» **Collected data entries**
[START]

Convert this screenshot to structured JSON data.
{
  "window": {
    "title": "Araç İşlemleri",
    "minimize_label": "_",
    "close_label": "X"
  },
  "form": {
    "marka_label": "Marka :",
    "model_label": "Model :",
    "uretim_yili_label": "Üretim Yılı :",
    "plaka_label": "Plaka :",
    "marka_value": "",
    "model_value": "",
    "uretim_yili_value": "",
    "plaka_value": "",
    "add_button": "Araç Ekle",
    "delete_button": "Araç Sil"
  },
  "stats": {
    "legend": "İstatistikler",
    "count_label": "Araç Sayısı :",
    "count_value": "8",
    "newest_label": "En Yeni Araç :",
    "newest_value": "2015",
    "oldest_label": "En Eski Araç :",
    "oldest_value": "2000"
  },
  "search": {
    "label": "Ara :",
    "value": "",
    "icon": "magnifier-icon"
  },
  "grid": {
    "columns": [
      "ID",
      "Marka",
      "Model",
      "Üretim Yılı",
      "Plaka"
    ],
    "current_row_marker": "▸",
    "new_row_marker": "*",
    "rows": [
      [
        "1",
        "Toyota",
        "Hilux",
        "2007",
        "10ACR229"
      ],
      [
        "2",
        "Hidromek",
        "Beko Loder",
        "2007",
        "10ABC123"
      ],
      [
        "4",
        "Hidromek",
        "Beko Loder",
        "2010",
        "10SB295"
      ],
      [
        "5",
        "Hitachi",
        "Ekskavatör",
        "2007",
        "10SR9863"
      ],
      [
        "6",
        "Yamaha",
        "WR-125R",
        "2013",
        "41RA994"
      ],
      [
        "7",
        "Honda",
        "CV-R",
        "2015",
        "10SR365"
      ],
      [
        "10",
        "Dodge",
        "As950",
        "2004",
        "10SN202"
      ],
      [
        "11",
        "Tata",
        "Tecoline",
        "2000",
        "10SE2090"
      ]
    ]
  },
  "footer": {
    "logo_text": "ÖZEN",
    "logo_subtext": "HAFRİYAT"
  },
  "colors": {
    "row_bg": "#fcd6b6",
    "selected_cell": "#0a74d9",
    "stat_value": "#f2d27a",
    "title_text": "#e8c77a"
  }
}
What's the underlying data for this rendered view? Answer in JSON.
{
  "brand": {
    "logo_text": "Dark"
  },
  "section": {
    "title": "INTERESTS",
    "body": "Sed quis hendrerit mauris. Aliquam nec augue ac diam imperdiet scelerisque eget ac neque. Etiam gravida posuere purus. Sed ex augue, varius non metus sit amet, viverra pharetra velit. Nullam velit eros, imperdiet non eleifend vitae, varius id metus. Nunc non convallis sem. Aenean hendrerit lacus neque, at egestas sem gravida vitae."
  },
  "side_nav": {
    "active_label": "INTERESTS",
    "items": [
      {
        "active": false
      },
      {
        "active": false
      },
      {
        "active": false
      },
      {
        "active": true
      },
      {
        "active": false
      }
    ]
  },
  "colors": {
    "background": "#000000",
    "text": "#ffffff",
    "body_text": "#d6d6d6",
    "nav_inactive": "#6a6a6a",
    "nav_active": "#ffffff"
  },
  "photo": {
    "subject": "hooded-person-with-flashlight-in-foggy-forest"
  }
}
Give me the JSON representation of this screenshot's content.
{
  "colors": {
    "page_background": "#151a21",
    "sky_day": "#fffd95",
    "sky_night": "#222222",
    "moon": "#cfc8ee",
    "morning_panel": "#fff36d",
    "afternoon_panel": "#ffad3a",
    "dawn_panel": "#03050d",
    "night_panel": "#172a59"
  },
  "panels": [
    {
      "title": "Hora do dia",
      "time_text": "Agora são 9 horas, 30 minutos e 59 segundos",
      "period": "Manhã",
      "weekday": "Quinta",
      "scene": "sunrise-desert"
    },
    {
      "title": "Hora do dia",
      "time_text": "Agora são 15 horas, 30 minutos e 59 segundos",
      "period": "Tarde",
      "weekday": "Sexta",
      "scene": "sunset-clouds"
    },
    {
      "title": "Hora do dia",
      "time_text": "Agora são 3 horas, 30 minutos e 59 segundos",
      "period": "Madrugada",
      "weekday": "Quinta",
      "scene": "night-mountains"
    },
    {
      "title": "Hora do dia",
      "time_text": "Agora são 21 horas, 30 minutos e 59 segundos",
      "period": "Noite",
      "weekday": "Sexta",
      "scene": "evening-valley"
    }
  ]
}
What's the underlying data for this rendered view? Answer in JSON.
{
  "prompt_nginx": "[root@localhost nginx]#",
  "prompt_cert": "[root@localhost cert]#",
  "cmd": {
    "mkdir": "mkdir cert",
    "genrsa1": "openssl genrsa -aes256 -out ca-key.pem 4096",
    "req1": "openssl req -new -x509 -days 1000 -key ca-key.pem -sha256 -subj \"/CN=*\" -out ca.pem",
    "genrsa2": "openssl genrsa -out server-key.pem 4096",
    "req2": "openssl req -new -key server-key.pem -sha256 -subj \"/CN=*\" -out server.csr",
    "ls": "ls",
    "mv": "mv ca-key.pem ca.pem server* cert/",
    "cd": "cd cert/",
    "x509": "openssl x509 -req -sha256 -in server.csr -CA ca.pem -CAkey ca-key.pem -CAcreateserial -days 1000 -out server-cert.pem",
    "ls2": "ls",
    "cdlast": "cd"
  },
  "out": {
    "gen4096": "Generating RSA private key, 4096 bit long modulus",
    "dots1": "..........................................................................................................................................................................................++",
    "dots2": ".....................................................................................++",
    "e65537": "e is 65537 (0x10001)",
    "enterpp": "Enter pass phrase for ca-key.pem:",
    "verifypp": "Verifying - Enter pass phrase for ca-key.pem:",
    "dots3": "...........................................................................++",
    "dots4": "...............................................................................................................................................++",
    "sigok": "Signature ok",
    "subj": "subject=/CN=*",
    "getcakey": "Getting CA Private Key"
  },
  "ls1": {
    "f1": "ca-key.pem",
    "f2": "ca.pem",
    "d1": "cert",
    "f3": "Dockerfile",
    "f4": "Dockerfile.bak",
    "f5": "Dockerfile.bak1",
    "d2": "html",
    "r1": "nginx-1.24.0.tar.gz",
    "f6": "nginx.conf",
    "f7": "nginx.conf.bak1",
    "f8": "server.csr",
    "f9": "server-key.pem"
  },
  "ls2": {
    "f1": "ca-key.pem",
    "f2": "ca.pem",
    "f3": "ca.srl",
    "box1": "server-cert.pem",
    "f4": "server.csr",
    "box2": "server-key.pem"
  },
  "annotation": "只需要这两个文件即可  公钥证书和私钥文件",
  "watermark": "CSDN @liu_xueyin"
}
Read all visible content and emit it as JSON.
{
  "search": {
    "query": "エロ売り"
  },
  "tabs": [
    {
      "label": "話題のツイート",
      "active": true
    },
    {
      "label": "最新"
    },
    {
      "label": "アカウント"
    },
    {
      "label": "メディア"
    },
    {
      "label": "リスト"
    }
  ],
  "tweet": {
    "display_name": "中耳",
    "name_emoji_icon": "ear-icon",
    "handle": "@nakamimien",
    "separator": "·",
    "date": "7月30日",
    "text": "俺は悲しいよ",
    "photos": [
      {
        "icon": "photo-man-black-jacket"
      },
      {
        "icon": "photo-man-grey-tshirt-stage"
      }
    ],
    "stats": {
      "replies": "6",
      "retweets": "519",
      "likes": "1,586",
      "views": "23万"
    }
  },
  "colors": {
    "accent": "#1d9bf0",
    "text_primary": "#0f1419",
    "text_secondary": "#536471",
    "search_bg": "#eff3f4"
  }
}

[END]

» **Set exercise**
Repeat the material above in full, quoting it exactly.

» **The solution**
Convert this screenshot to structured JSON data.
{
  "window": {
    "title": "Araç İşlemleri",
    "minimize_label": "_",
    "close_label": "X"
  },
  "form": {
    "marka_label": "Marka :",
    "model_label": "Model :",
    "uretim_yili_label": "Üretim Yılı :",
    "plaka_label": "Plaka :",
    "marka_value": "",
    "model_value": "",
    "uretim_yili_value": "",
    "plaka_value": "",
    "add_button": "Araç Ekle",
    "delete_button": "Araç Sil"
  },
  "stats": {
    "legend": "İstatistikler",
    "count_label": "Araç Sayısı :",
    "count_value": "8",
    "newest_label": "En Yeni Araç :",
    "newest_value": "2015",
    "oldest_label": "En Eski Araç :",
    "oldest_value": "2000"
  },
  "search": {
    "label": "Ara :",
    "value": "",
    "icon": "magnifier-icon"
  },
  "grid": {
    "columns": [
      "ID",
      "Marka",
      "Model",
      "Üretim Yılı",
      "Plaka"
    ],
    "current_row_marker": "▸",
    "new_row_marker": "*",
    "rows": [
      [
        "1",
        "Toyota",
        "Hilux",
        "2007",
        "10ACR229"
      ],
      [
        "2",
        "Hidromek",
        "Beko Loder",
        "2007",
        "10ABC123"
      ],
      [
        "4",
        "Hidromek",
        "Beko Loder",
        "2010",
        "10SB295"
      ],
      [
        "5",
        "Hitachi",
        "Ekskavatör",
        "2007",
        "10SR9863"
      ],
      [
        "6",
        "Yamaha",
        "WR-125R",
        "2013",
        "41RA994"
      ],
      [
        "7",
        "Honda",
        "CV-R",
        "2015",
        "10SR365"
      ],
      [
        "10",
        "Dodge",
        "As950",
        "2004",
        "10SN202"
      ],
      [
        "11",
        "Tata",
        "Tecoline",
        "2000",
        "10SE2090"
      ]
    ]
  },
  "footer": {
    "logo_text": "ÖZEN",
    "logo_subtext": "HAFRİYAT"
  },
  "colors": {
    "row_bg": "#fcd6b6",
    "selected_cell": "#0a74d9",
    "stat_value": "#f2d27a",
    "title_text": "#e8c77a"
  }
}
What's the underlying data for this rendered view? Answer in JSON.
{
  "brand": {
    "logo_text": "Dark"
  },
  "section": {
    "title": "INTERESTS",
    "body": "Sed quis hendrerit mauris. Aliquam nec augue ac diam imperdiet scelerisque eget ac neque. Etiam gravida posuere purus. Sed ex augue, varius non metus sit amet, viverra pharetra velit. Nullam velit eros, imperdiet non eleifend vitae, varius id metus. Nunc non convallis sem. Aenean hendrerit lacus neque, at egestas sem gravida vitae."
  },
  "side_nav": {
    "active_label": "INTERESTS",
    "items": [
      {
        "active": false
      },
      {
        "active": false
      },
      {
        "active": false
      },
      {
        "active": true
      },
      {
        "active": false
      }
    ]
  },
  "colors": {
    "background": "#000000",
    "text": "#ffffff",
    "body_text": "#d6d6d6",
    "nav_inactive": "#6a6a6a",
    "nav_active": "#ffffff"
  },
  "photo": {
    "subject": "hooded-person-with-flashlight-in-foggy-forest"
  }
}
Give me the JSON representation of this screenshot's content.
{
  "colors": {
    "page_background": "#151a21",
    "sky_day": "#fffd95",
    "sky_night": "#222222",
    "moon": "#cfc8ee",
    "morning_panel": "#fff36d",
    "afternoon_panel": "#ffad3a",
    "dawn_panel": "#03050d",
    "night_panel": "#172a59"
  },
  "panels": [
    {
      "title": "Hora do dia",
      "time_text": "Agora são 9 horas, 30 minutos e 59 segundos",
      "period": "Manhã",
      "weekday": "Quinta",
      "scene": "sunrise-desert"
    },
    {
      "title": "Hora do dia",
      "time_text": "Agora são 15 horas, 30 minutos e 59 segundos",
      "period": "Tarde",
      "weekday": "Sexta",
      "scene": "sunset-clouds"
    },
    {
      "title": "Hora do dia",
      "time_text": "Agora são 3 horas, 30 minutos e 59 segundos",
      "period": "Madrugada",
      "weekday": "Quinta",
      "scene": "night-mountains"
    },
    {
      "title": "Hora do dia",
      "time_text": "Agora são 21 horas, 30 minutos e 59 segundos",
      "period": "Noite",
      "weekday": "Sexta",
      "scene": "evening-valley"
    }
  ]
}
What's the underlying data for this rendered view? Answer in JSON.
{
  "prompt_nginx": "[root@localhost nginx]#",
  "prompt_cert": "[root@localhost cert]#",
  "cmd": {
    "mkdir": "mkdir cert",
    "genrsa1": "openssl genrsa -aes256 -out ca-key.pem 4096",
    "req1": "openssl req -new -x509 -days 1000 -key ca-key.pem -sha256 -subj \"/CN=*\" -out ca.pem",
    "genrsa2": "openssl genrsa -out server-key.pem 4096",
    "req2": "openssl req -new -key server-key.pem -sha256 -subj \"/CN=*\" -out server.csr",
    "ls": "ls",
    "mv": "mv ca-key.pem ca.pem server* cert/",
    "cd": "cd cert/",
    "x509": "openssl x509 -req -sha256 -in server.csr -CA ca.pem -CAkey ca-key.pem -CAcreateserial -days 1000 -out server-cert.pem",
    "ls2": "ls",
    "cdlast": "cd"
  },
  "out": {
    "gen4096": "Generating RSA private key, 4096 bit long modulus",
    "dots1": "..........................................................................................................................................................................................++",
    "dots2": ".....................................................................................++",
    "e65537": "e is 65537 (0x10001)",
    "enterpp": "Enter pass phrase for ca-key.pem:",
    "verifypp": "Verifying - Enter pass phrase for ca-key.pem:",
    "dots3": "...........................................................................++",
    "dots4": "...............................................................................................................................................++",
    "sigok": "Signature ok",
    "subj": "subject=/CN=*",
    "getcakey": "Getting CA Private Key"
  },
  "ls1": {
    "f1": "ca-key.pem",
    "f2": "ca.pem",
    "d1": "cert",
    "f3": "Dockerfile",
    "f4": "Dockerfile.bak",
    "f5": "Dockerfile.bak1",
    "d2": "html",
    "r1": "nginx-1.24.0.tar.gz",
    "f6": "nginx.conf",
    "f7": "nginx.conf.bak1",
    "f8": "server.csr",
    "f9": "server-key.pem"
  },
  "ls2": {
    "f1": "ca-key.pem",
    "f2": "ca.pem",
    "f3": "ca.srl",
    "box1": "server-cert.pem",
    "f4": "server.csr",
    "box2": "server-key.pem"
  },
  "annotation": "只需要这两个文件即可  公钥证书和私钥文件",
  "watermark": "CSDN @liu_xueyin"
}
Read all visible content and emit it as JSON.
{
  "search": {
    "query": "エロ売り"
  },
  "tabs": [
    {
      "label": "話題のツイート",
      "active": true
    },
    {
      "label": "最新"
    },
    {
      "label": "アカウント"
    },
    {
      "label": "メディア"
    },
    {
      "label": "リスト"
    }
  ],
  "tweet": {
    "display_name": "中耳",
    "name_emoji_icon": "ear-icon",
    "handle": "@nakamimien",
    "separator": "·",
    "date": "7月30日",
    "text": "俺は悲しいよ",
    "photos": [
      {
        "icon": "photo-man-black-jacket"
      },
      {
        "icon": "photo-man-grey-tshirt-stage"
      }
    ],
    "stats": {
      "replies": "6",
      "retweets": "519",
      "likes": "1,586",
      "views": "23万"
    }
  },
  "colors": {
    "accent": "#1d9bf0",
    "text_primary": "#0f1419",
    "text_secondary": "#536471",
    "search_bg": "#eff3f4"
  }
}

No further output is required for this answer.